Wherever the word "Fashion" appears in a line, extract that line.

-----

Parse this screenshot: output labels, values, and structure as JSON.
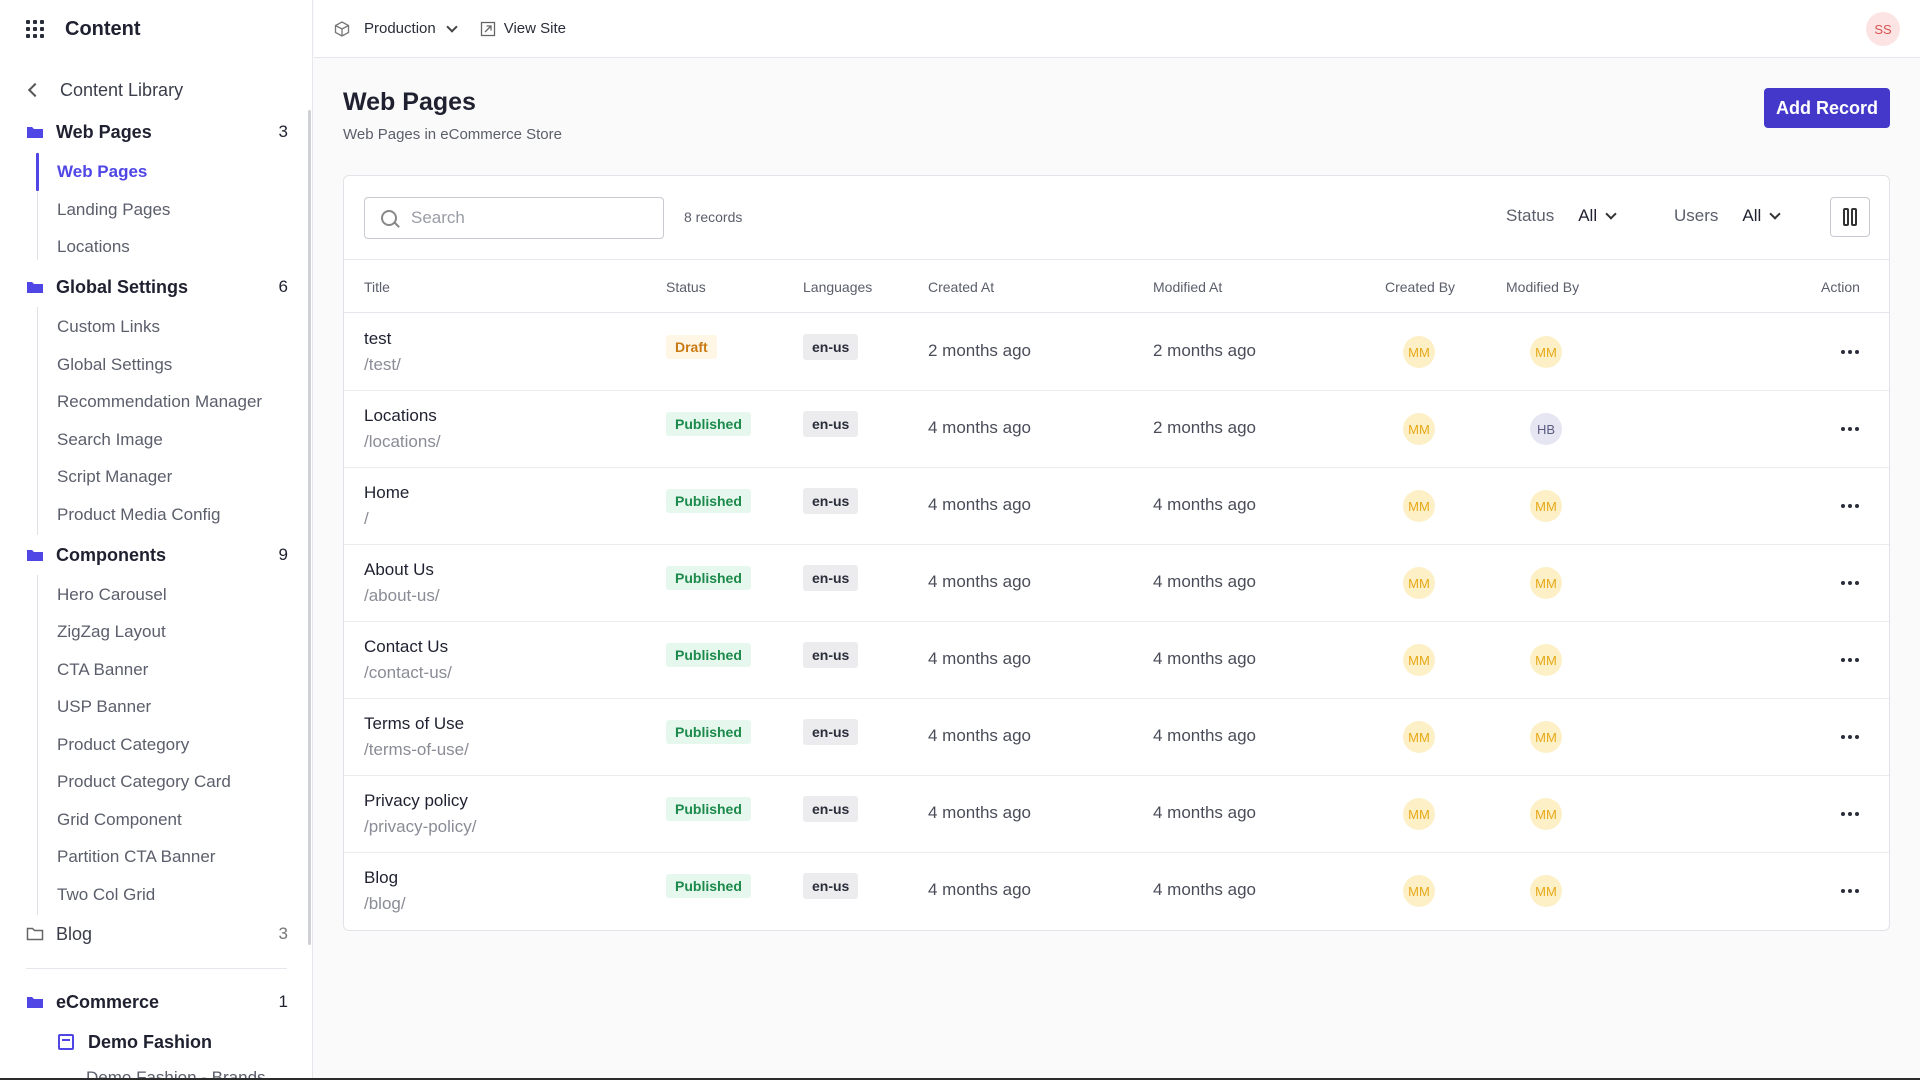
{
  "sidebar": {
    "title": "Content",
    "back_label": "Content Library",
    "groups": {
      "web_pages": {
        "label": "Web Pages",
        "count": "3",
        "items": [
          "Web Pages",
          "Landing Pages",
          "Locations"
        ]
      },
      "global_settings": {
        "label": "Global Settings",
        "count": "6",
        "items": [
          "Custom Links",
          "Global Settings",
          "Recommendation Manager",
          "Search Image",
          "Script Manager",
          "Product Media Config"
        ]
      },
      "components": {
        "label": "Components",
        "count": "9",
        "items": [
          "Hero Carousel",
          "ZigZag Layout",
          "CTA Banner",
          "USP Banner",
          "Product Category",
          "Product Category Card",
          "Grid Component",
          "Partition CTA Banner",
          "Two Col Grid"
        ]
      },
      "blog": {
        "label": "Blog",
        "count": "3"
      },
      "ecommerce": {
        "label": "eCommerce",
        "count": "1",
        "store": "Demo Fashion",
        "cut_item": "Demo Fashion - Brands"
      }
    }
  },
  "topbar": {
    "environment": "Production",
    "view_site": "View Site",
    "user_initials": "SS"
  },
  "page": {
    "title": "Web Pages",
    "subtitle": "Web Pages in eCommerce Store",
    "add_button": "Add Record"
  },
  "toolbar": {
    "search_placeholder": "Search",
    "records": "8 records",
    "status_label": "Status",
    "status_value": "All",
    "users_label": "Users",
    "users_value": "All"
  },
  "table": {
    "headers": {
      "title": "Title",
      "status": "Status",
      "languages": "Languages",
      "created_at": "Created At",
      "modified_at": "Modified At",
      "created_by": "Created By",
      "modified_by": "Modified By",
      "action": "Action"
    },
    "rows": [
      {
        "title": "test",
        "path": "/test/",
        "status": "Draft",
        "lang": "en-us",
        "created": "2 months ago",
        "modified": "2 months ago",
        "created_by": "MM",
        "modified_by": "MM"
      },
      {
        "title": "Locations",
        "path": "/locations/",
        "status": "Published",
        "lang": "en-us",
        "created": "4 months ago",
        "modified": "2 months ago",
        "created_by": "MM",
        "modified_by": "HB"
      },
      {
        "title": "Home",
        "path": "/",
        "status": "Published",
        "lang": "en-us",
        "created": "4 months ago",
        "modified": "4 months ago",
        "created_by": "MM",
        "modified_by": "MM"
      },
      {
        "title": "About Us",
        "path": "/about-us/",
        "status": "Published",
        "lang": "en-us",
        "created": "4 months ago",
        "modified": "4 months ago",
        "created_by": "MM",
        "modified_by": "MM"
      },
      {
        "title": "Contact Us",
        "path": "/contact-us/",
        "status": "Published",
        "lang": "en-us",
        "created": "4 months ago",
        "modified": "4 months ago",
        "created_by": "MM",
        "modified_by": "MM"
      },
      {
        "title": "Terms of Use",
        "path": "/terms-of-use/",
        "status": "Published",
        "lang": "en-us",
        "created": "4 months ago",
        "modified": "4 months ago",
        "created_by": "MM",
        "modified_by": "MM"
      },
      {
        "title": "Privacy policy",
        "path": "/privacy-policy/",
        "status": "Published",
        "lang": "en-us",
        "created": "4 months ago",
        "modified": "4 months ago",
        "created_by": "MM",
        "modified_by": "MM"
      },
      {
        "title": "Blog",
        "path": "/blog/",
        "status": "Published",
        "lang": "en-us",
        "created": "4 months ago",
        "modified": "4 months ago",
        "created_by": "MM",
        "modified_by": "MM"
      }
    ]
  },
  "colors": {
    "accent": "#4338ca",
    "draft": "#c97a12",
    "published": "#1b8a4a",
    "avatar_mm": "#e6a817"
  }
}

-----

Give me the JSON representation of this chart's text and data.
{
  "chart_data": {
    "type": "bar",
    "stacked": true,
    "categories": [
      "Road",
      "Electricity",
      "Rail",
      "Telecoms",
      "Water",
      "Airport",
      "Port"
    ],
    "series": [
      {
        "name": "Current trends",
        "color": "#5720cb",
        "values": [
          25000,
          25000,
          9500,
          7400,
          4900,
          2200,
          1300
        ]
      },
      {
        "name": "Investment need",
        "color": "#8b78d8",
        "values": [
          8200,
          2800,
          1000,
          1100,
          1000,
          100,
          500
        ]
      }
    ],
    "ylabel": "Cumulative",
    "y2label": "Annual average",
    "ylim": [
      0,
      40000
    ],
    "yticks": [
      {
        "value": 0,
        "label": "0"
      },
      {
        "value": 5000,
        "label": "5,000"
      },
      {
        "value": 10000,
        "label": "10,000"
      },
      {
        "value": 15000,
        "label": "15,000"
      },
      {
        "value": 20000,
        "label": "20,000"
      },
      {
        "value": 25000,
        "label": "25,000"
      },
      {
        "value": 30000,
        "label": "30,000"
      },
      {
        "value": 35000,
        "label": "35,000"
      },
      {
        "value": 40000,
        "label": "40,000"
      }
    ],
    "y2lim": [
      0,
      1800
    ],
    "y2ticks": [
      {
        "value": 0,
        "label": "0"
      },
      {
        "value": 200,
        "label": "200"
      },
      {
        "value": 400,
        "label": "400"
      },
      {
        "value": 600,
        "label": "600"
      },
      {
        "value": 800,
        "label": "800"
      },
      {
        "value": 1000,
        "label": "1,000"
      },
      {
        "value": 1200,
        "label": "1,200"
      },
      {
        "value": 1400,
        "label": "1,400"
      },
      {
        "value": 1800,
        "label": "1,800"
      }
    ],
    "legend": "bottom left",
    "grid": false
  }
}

-----

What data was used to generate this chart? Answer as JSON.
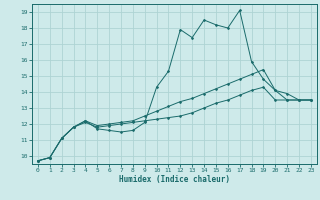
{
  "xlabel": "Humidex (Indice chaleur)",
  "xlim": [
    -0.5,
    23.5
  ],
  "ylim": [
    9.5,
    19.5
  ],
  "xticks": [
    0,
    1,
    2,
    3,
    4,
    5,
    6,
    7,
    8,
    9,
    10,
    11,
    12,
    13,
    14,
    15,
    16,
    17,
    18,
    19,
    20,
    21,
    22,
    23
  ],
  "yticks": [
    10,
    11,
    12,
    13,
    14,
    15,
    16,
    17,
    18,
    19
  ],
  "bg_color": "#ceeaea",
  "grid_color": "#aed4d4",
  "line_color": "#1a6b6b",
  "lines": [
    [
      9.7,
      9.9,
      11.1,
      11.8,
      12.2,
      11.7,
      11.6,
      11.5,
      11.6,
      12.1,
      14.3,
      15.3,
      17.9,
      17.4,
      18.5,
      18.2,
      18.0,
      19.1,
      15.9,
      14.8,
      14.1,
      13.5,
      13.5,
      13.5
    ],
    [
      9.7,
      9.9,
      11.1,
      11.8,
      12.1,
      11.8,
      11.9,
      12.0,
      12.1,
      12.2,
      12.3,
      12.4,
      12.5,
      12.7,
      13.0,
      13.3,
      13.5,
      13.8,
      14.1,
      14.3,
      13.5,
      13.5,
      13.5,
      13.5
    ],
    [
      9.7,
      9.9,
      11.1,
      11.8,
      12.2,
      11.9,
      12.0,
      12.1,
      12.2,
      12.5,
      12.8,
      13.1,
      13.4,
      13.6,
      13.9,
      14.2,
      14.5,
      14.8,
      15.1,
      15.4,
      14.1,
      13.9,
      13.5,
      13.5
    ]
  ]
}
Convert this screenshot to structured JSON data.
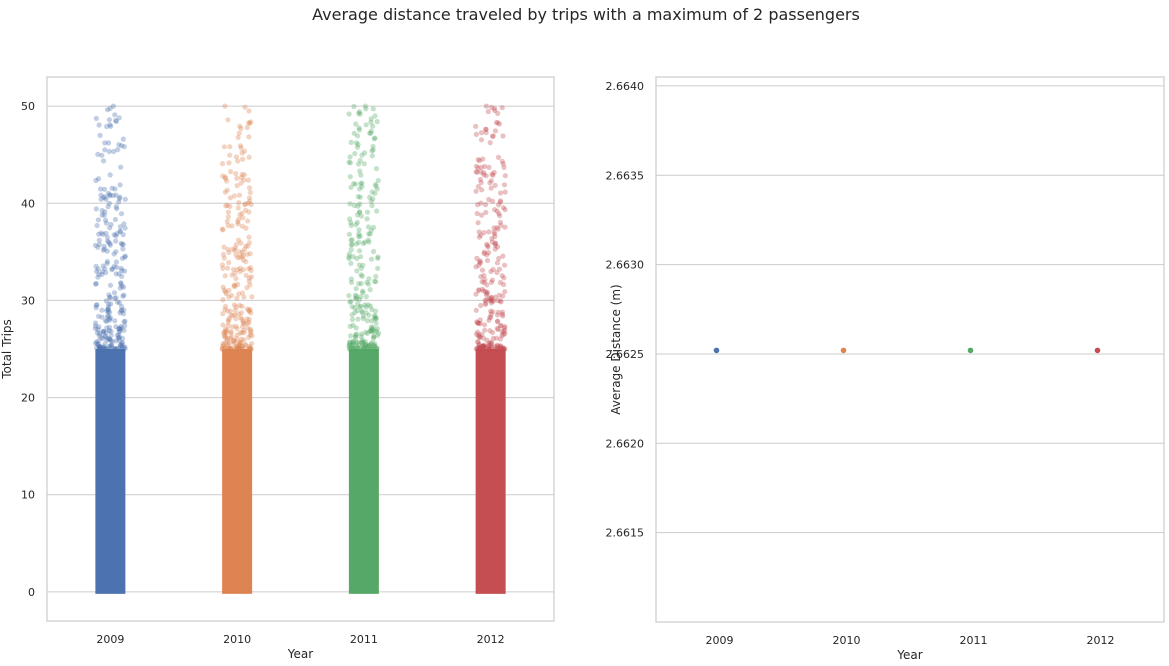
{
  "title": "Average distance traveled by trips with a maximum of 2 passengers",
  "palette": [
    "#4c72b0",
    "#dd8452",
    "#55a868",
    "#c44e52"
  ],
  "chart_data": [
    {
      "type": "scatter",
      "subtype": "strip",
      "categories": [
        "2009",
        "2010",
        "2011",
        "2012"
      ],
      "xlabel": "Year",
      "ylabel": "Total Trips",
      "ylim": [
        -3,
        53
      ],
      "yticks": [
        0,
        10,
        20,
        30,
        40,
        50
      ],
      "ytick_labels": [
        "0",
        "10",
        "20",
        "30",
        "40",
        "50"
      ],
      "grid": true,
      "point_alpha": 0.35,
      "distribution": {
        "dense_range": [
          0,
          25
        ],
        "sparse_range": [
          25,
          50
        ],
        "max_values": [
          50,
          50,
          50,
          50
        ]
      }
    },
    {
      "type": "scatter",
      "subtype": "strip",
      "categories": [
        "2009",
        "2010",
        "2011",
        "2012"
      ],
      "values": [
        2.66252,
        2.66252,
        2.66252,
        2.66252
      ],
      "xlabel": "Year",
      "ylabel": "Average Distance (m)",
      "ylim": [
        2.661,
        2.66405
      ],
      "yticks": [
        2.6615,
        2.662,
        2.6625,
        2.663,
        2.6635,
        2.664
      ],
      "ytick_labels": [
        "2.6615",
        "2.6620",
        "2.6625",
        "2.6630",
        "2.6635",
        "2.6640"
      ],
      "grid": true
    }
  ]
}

-----

EXERCISE RESULT:
        "store": "Demo Fashion",
        "cut_item": "Demo Fashion - Brands"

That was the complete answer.